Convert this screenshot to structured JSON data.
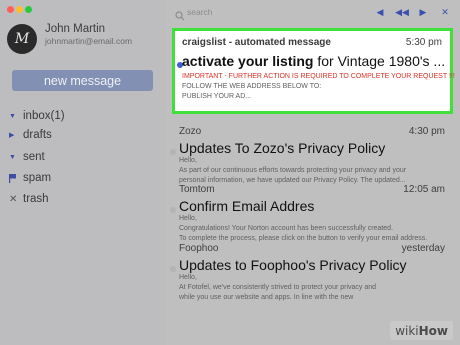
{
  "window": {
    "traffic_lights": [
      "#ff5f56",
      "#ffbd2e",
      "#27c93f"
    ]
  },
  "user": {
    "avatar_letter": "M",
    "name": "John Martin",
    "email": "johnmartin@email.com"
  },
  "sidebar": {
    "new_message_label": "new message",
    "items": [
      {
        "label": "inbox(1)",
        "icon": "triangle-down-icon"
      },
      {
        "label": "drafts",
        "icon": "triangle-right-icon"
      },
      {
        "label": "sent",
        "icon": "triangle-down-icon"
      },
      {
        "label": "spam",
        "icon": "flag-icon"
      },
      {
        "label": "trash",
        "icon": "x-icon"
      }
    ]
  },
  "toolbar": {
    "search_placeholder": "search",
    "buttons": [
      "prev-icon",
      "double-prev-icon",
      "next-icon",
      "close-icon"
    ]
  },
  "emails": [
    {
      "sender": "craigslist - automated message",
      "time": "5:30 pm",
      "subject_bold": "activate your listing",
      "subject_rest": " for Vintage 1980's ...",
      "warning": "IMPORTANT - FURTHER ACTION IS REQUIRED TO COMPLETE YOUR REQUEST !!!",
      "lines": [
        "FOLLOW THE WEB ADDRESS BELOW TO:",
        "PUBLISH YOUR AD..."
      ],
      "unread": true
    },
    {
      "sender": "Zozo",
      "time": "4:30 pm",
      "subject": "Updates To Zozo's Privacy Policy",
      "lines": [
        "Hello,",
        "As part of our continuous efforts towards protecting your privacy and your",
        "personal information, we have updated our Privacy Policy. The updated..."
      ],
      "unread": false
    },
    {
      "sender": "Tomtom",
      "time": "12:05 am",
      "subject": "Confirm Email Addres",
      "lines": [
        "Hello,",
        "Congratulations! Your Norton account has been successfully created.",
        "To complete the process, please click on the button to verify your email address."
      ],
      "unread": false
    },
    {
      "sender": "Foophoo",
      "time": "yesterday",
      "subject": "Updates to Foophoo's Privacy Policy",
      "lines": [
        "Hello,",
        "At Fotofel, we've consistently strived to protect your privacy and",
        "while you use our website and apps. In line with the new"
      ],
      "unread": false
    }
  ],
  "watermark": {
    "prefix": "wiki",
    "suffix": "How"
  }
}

...

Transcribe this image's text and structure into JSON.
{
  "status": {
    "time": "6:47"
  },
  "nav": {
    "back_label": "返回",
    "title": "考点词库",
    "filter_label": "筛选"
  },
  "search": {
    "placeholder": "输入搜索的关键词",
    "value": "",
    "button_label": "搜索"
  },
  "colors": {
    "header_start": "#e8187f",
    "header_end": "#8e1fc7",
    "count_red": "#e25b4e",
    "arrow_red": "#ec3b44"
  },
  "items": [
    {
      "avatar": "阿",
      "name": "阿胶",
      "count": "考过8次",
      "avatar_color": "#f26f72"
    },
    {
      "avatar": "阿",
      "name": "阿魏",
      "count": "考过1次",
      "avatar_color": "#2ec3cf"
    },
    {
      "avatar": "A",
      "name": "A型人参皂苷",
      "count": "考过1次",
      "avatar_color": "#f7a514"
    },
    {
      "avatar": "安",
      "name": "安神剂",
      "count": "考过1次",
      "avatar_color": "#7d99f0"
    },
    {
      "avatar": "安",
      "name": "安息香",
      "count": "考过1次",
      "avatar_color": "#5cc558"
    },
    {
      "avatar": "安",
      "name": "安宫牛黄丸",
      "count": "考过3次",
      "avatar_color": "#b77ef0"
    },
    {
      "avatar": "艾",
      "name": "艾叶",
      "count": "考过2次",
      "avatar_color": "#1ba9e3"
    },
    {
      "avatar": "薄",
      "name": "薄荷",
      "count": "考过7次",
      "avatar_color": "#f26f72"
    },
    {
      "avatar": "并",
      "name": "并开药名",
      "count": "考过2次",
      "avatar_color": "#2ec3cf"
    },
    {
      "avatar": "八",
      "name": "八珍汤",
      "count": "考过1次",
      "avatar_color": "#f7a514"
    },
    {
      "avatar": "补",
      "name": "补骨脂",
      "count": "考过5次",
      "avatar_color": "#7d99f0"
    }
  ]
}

* * *

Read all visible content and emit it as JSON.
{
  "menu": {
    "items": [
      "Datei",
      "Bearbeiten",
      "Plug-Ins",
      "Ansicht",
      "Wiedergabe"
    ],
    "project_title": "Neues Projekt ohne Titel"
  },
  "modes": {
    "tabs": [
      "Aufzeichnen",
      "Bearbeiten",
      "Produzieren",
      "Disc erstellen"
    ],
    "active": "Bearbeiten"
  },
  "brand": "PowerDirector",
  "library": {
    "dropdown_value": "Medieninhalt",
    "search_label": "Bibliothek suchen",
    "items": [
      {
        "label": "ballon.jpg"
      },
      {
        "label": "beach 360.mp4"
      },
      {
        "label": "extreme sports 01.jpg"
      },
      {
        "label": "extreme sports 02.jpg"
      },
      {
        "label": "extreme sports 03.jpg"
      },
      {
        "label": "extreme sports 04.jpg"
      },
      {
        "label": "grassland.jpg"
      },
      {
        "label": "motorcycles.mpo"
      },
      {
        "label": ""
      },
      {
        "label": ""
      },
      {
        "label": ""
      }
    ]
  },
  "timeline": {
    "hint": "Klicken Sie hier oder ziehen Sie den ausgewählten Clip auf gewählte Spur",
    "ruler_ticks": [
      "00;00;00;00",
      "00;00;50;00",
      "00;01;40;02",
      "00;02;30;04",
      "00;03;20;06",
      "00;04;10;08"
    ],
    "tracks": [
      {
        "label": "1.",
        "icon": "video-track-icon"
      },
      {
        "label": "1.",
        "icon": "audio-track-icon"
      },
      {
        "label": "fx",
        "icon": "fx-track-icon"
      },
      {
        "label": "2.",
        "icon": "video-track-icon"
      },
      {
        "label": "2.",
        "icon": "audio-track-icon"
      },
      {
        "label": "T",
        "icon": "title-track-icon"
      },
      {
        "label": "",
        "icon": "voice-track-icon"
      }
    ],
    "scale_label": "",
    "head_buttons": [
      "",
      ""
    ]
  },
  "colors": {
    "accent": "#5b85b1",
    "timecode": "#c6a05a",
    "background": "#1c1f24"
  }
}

◆ Task details ◆
Gather each line in these records that contains the string "Zozo".

◆ Response to the exercise ◆
      "sender": "Zozo",
      "subject": "Updates To Zozo's Privacy Policy",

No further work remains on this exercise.